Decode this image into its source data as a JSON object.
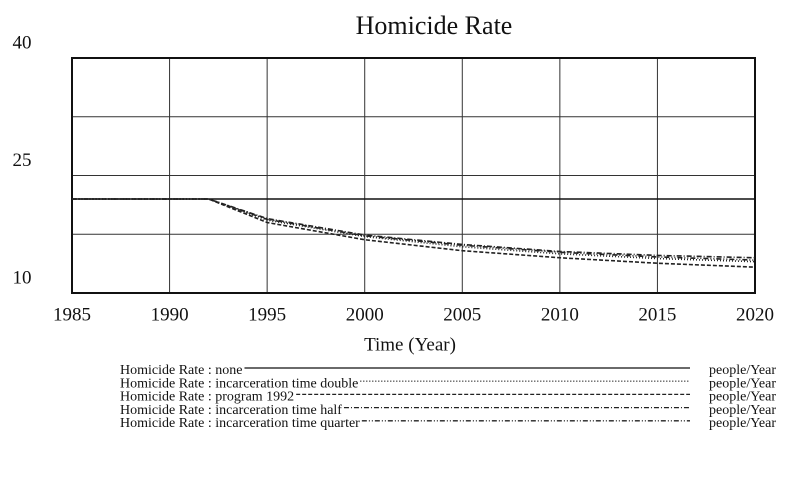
{
  "chart_data": {
    "type": "line",
    "title": "Homicide Rate",
    "x_label": "Time (Year)",
    "x": [
      1985,
      1990,
      1992,
      1995,
      2000,
      2005,
      2010,
      2015,
      2020
    ],
    "xlim": [
      1985,
      2020
    ],
    "xticks": [
      1985,
      1990,
      1995,
      2000,
      2005,
      2010,
      2015,
      2020
    ],
    "ylim": [
      10,
      40
    ],
    "yticks": [
      10,
      25,
      40
    ],
    "grid": true,
    "legend_unit": "people/Year",
    "series": [
      {
        "name": "Homicide Rate : none",
        "color": "#111111",
        "style": "solid",
        "values": [
          22,
          22,
          22,
          22,
          22,
          22,
          22,
          22,
          22
        ]
      },
      {
        "name": "Homicide Rate : incarceration time double",
        "color": "#222222",
        "style": "dotted",
        "values": [
          22,
          22,
          22,
          19.3,
          17.2,
          15.9,
          15.0,
          14.4,
          14.0
        ]
      },
      {
        "name": "Homicide Rate : program 1992",
        "color": "#222222",
        "style": "dashed",
        "values": [
          22,
          22,
          22,
          19.0,
          16.8,
          15.4,
          14.5,
          13.8,
          13.3
        ]
      },
      {
        "name": "Homicide Rate : incarceration time half",
        "color": "#222222",
        "style": "dashdot",
        "values": [
          22,
          22,
          22,
          19.5,
          17.4,
          16.2,
          15.3,
          14.8,
          14.5
        ]
      },
      {
        "name": "Homicide Rate : incarceration time quarter",
        "color": "#222222",
        "style": "dashdotdot",
        "values": [
          22,
          22,
          22,
          19.4,
          17.3,
          16.1,
          15.2,
          14.6,
          14.2
        ]
      }
    ]
  }
}
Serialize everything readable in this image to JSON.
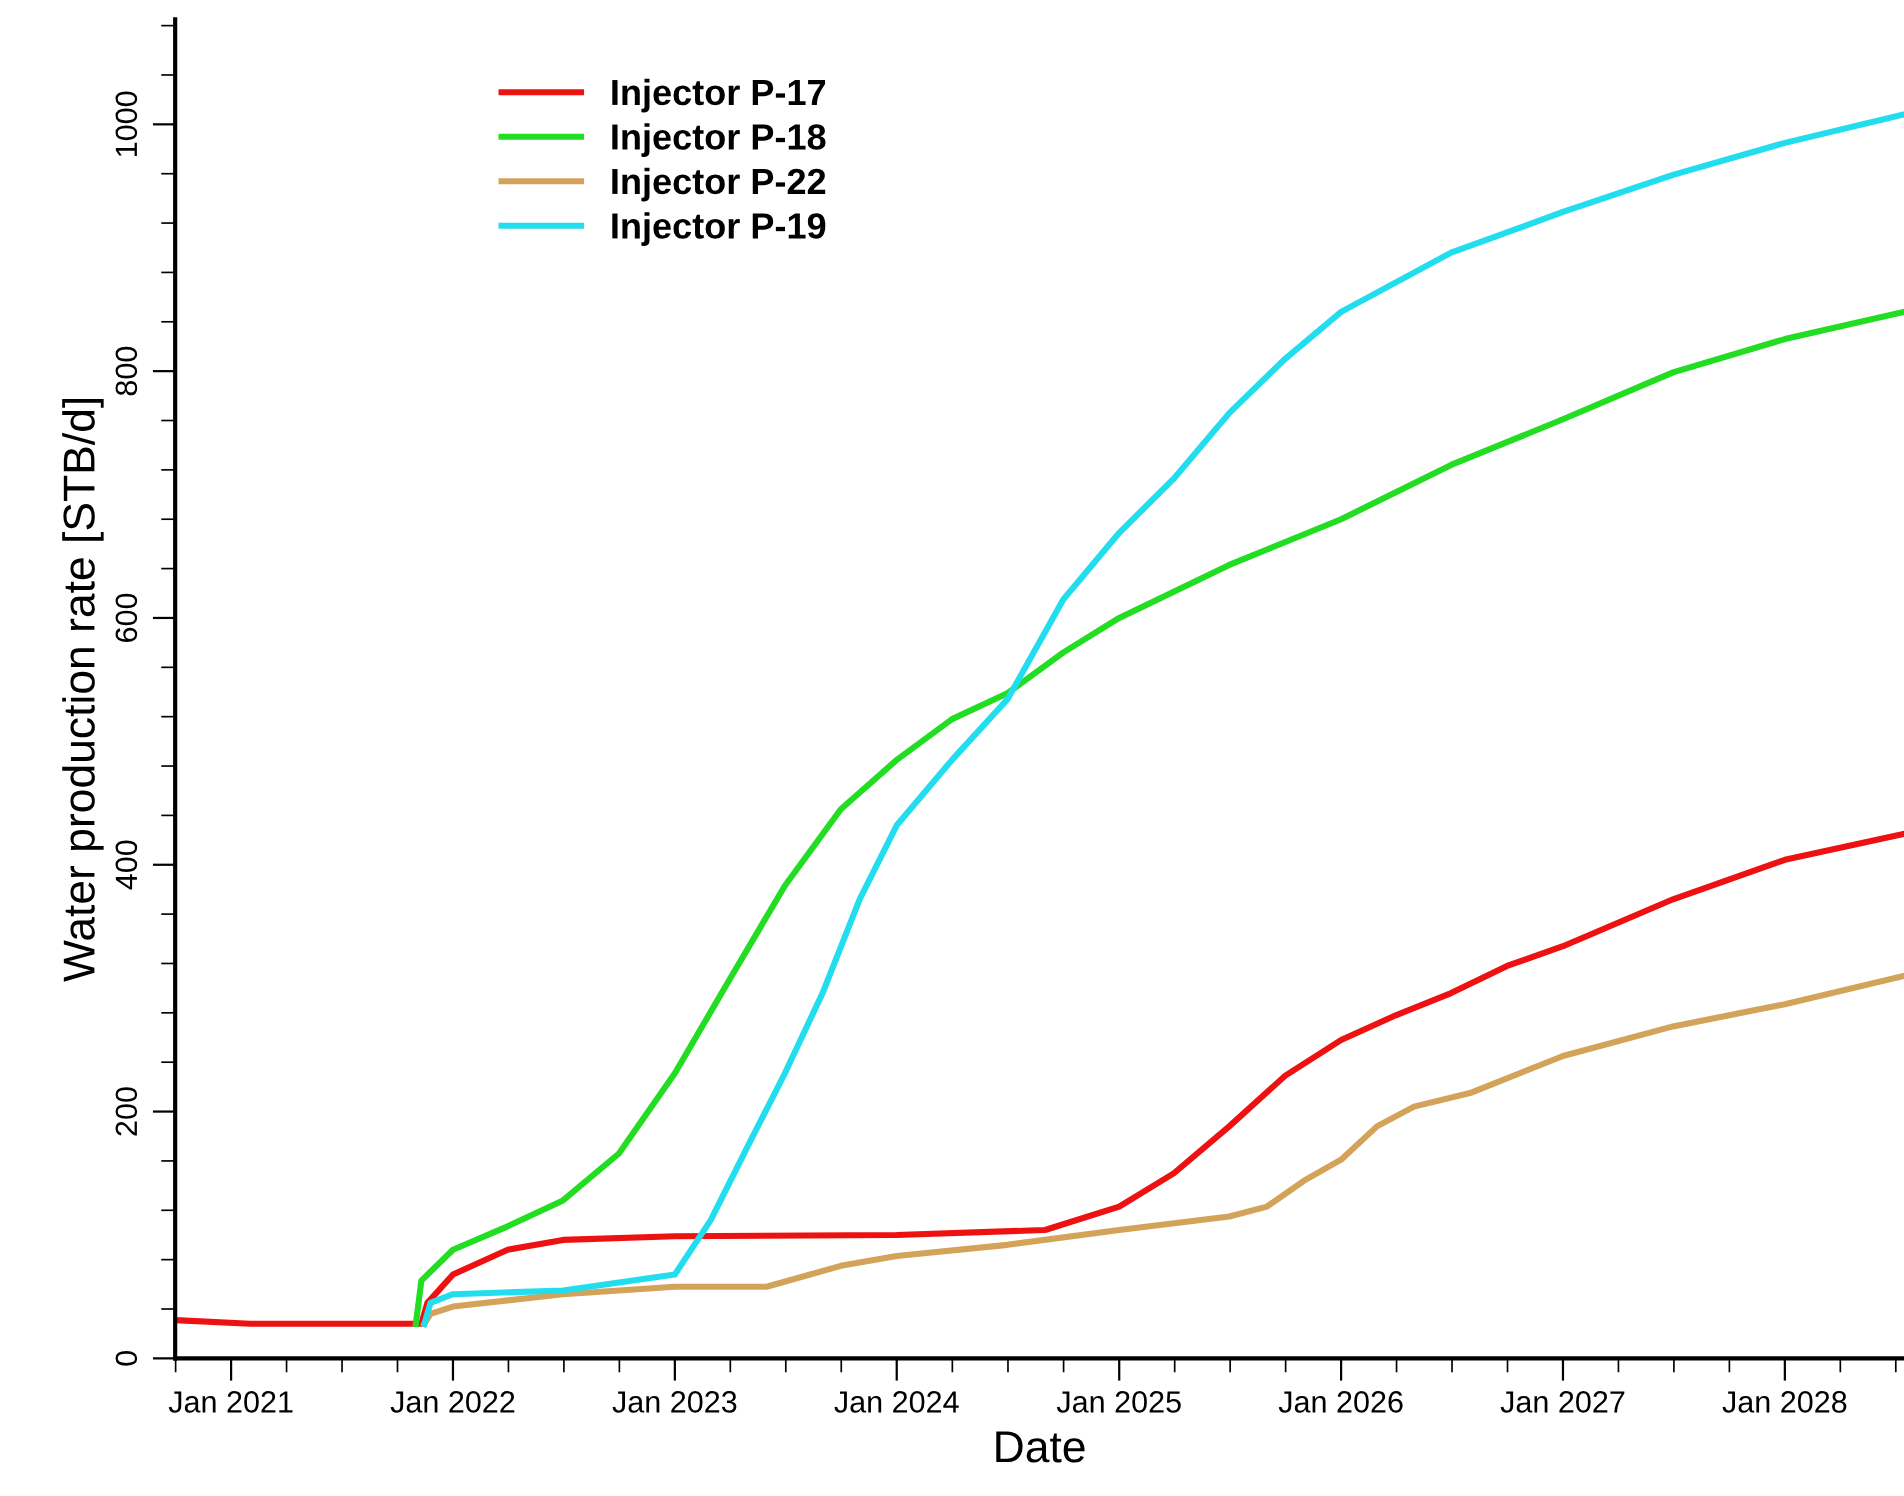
{
  "chart_data": {
    "type": "line",
    "xlabel": "Date",
    "ylabel": "Water production rate [STB/d]",
    "xlim": [
      "2020-10-01",
      "2028-07-15"
    ],
    "ylim": [
      0,
      1085
    ],
    "xticks": [
      {
        "value": "2021-01",
        "label": "Jan 2021"
      },
      {
        "value": "2022-01",
        "label": "Jan 2022"
      },
      {
        "value": "2023-01",
        "label": "Jan 2023"
      },
      {
        "value": "2024-01",
        "label": "Jan 2024"
      },
      {
        "value": "2025-01",
        "label": "Jan 2025"
      },
      {
        "value": "2026-01",
        "label": "Jan 2026"
      },
      {
        "value": "2027-01",
        "label": "Jan 2027"
      },
      {
        "value": "2028-01",
        "label": "Jan 2028"
      }
    ],
    "yticks": [
      0,
      200,
      400,
      600,
      800,
      1000
    ],
    "legend": "top left",
    "grid": false,
    "marker": "none",
    "line_style": "solid",
    "series": [
      {
        "name": "Injector P-17",
        "color": "#ee1111",
        "x": [
          "2020-10-01",
          "2021-02-01",
          "2021-11-10",
          "2021-11-20",
          "2022-01",
          "2022-04",
          "2022-07",
          "2023-01",
          "2024-01",
          "2024-09",
          "2025-01",
          "2025-04",
          "2025-07",
          "2025-10",
          "2026-01",
          "2026-04",
          "2026-07",
          "2026-10",
          "2027-01",
          "2027-07",
          "2028-01",
          "2028-07-15"
        ],
        "values": [
          31,
          28,
          28,
          45,
          68,
          88,
          96,
          99,
          100,
          104,
          123,
          150,
          188,
          229,
          258,
          278,
          296,
          318,
          334,
          372,
          404,
          425
        ]
      },
      {
        "name": "Injector P-18",
        "color": "#22dd22",
        "x": [
          "2021-11-01",
          "2021-11-10",
          "2022-01",
          "2022-04",
          "2022-07",
          "2022-10",
          "2023-01",
          "2023-04",
          "2023-07",
          "2023-10",
          "2024-01",
          "2024-04",
          "2024-07",
          "2024-10",
          "2025-01",
          "2025-07",
          "2026-01",
          "2026-07",
          "2027-01",
          "2027-07",
          "2028-01",
          "2028-07-15"
        ],
        "values": [
          28,
          63,
          88,
          107,
          128,
          166,
          231,
          307,
          383,
          445,
          485,
          518,
          539,
          572,
          600,
          643,
          680,
          724,
          761,
          799,
          826,
          848
        ]
      },
      {
        "name": "Injector P-22",
        "color": "#d4a35a",
        "x": [
          "2021-11-15",
          "2021-11-25",
          "2022-01",
          "2022-07",
          "2023-01",
          "2023-06",
          "2023-10",
          "2024-01",
          "2024-07",
          "2025-01",
          "2025-07",
          "2025-09",
          "2025-11",
          "2026-01",
          "2026-03",
          "2026-05",
          "2026-08",
          "2027-01",
          "2027-07",
          "2028-01",
          "2028-07-15"
        ],
        "values": [
          28,
          36,
          42,
          52,
          58,
          58,
          75,
          83,
          92,
          104,
          115,
          123,
          144,
          161,
          188,
          204,
          215,
          245,
          269,
          287,
          310
        ]
      },
      {
        "name": "Injector P-19",
        "color": "#22ddee",
        "x": [
          "2021-11-15",
          "2021-11-25",
          "2022-01",
          "2022-07",
          "2023-01",
          "2023-03",
          "2023-05",
          "2023-07",
          "2023-09",
          "2023-11",
          "2024-01",
          "2024-04",
          "2024-07",
          "2024-10",
          "2025-01",
          "2025-04",
          "2025-07",
          "2025-10",
          "2026-01",
          "2026-07",
          "2027-01",
          "2027-07",
          "2028-01",
          "2028-07-15"
        ],
        "values": [
          28,
          45,
          52,
          55,
          68,
          112,
          172,
          231,
          296,
          372,
          432,
          485,
          534,
          615,
          669,
          713,
          766,
          810,
          848,
          896,
          929,
          959,
          985,
          1008
        ]
      }
    ]
  }
}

★ ★ ★ ★ ★

§ WHAT YOU HAVE TO DO:
Transcribe every line in the entries above, taking out only the images.

§ REPLY TO THE EXERCISE:
Decode this image into its source data as a JSON object.
{
  "chart_data": {
    "type": "line",
    "title": "Homicide Rate",
    "x_label": "Time (Year)",
    "x": [
      1985,
      1990,
      1992,
      1995,
      2000,
      2005,
      2010,
      2015,
      2020
    ],
    "xlim": [
      1985,
      2020
    ],
    "xticks": [
      1985,
      1990,
      1995,
      2000,
      2005,
      2010,
      2015,
      2020
    ],
    "ylim": [
      10,
      40
    ],
    "yticks": [
      10,
      25,
      40
    ],
    "grid": true,
    "legend_unit": "people/Year",
    "series": [
      {
        "name": "Homicide Rate : none",
        "color": "#111111",
        "style": "solid",
        "values": [
          22,
          22,
          22,
          22,
          22,
          22,
          22,
          22,
          22
        ]
      },
      {
        "name": "Homicide Rate : incarceration time double",
        "color": "#222222",
        "style": "dotted",
        "values": [
          22,
          22,
          22,
          19.3,
          17.2,
          15.9,
          15.0,
          14.4,
          14.0
        ]
      },
      {
        "name": "Homicide Rate : program 1992",
        "color": "#222222",
        "style": "dashed",
        "values": [
          22,
          22,
          22,
          19.0,
          16.8,
          15.4,
          14.5,
          13.8,
          13.3
        ]
      },
      {
        "name": "Homicide Rate : incarceration time half",
        "color": "#222222",
        "style": "dashdot",
        "values": [
          22,
          22,
          22,
          19.5,
          17.4,
          16.2,
          15.3,
          14.8,
          14.5
        ]
      },
      {
        "name": "Homicide Rate : incarceration time quarter",
        "color": "#222222",
        "style": "dashdotdot",
        "values": [
          22,
          22,
          22,
          19.4,
          17.3,
          16.1,
          15.2,
          14.6,
          14.2
        ]
      }
    ]
  }
}
Serialize everything readable in this image to JSON.
{
  "chart_data": {
    "type": "line",
    "xlabel": "Date",
    "ylabel": "Water production rate [STB/d]",
    "xlim": [
      "2020-10-01",
      "2028-07-15"
    ],
    "ylim": [
      0,
      1085
    ],
    "xticks": [
      {
        "value": "2021-01",
        "label": "Jan 2021"
      },
      {
        "value": "2022-01",
        "label": "Jan 2022"
      },
      {
        "value": "2023-01",
        "label": "Jan 2023"
      },
      {
        "value": "2024-01",
        "label": "Jan 2024"
      },
      {
        "value": "2025-01",
        "label": "Jan 2025"
      },
      {
        "value": "2026-01",
        "label": "Jan 2026"
      },
      {
        "value": "2027-01",
        "label": "Jan 2027"
      },
      {
        "value": "2028-01",
        "label": "Jan 2028"
      }
    ],
    "yticks": [
      0,
      200,
      400,
      600,
      800,
      1000
    ],
    "legend": "top left",
    "grid": false,
    "marker": "none",
    "line_style": "solid",
    "series": [
      {
        "name": "Injector P-17",
        "color": "#ee1111",
        "x": [
          "2020-10-01",
          "2021-02-01",
          "2021-11-10",
          "2021-11-20",
          "2022-01",
          "2022-04",
          "2022-07",
          "2023-01",
          "2024-01",
          "2024-09",
          "2025-01",
          "2025-04",
          "2025-07",
          "2025-10",
          "2026-01",
          "2026-04",
          "2026-07",
          "2026-10",
          "2027-01",
          "2027-07",
          "2028-01",
          "2028-07-15"
        ],
        "values": [
          31,
          28,
          28,
          45,
          68,
          88,
          96,
          99,
          100,
          104,
          123,
          150,
          188,
          229,
          258,
          278,
          296,
          318,
          334,
          372,
          404,
          425
        ]
      },
      {
        "name": "Injector P-18",
        "color": "#22dd22",
        "x": [
          "2021-11-01",
          "2021-11-10",
          "2022-01",
          "2022-04",
          "2022-07",
          "2022-10",
          "2023-01",
          "2023-04",
          "2023-07",
          "2023-10",
          "2024-01",
          "2024-04",
          "2024-07",
          "2024-10",
          "2025-01",
          "2025-07",
          "2026-01",
          "2026-07",
          "2027-01",
          "2027-07",
          "2028-01",
          "2028-07-15"
        ],
        "values": [
          28,
          63,
          88,
          107,
          128,
          166,
          231,
          307,
          383,
          445,
          485,
          518,
          539,
          572,
          600,
          643,
          680,
          724,
          761,
          799,
          826,
          848
        ]
      },
      {
        "name": "Injector P-22",
        "color": "#d4a35a",
        "x": [
          "2021-11-15",
          "2021-11-25",
          "2022-01",
          "2022-07",
          "2023-01",
          "2023-06",
          "2023-10",
          "2024-01",
          "2024-07",
          "2025-01",
          "2025-07",
          "2025-09",
          "2025-11",
          "2026-01",
          "2026-03",
          "2026-05",
          "2026-08",
          "2027-01",
          "2027-07",
          "2028-01",
          "2028-07-15"
        ],
        "values": [
          28,
          36,
          42,
          52,
          58,
          58,
          75,
          83,
          92,
          104,
          115,
          123,
          144,
          161,
          188,
          204,
          215,
          245,
          269,
          287,
          310
        ]
      },
      {
        "name": "Injector P-19",
        "color": "#22ddee",
        "x": [
          "2021-11-15",
          "2021-11-25",
          "2022-01",
          "2022-07",
          "2023-01",
          "2023-03",
          "2023-05",
          "2023-07",
          "2023-09",
          "2023-11",
          "2024-01",
          "2024-04",
          "2024-07",
          "2024-10",
          "2025-01",
          "2025-04",
          "2025-07",
          "2025-10",
          "2026-01",
          "2026-07",
          "2027-01",
          "2027-07",
          "2028-01",
          "2028-07-15"
        ],
        "values": [
          28,
          45,
          52,
          55,
          68,
          112,
          172,
          231,
          296,
          372,
          432,
          485,
          534,
          615,
          669,
          713,
          766,
          810,
          848,
          896,
          929,
          959,
          985,
          1008
        ]
      }
    ]
  }
}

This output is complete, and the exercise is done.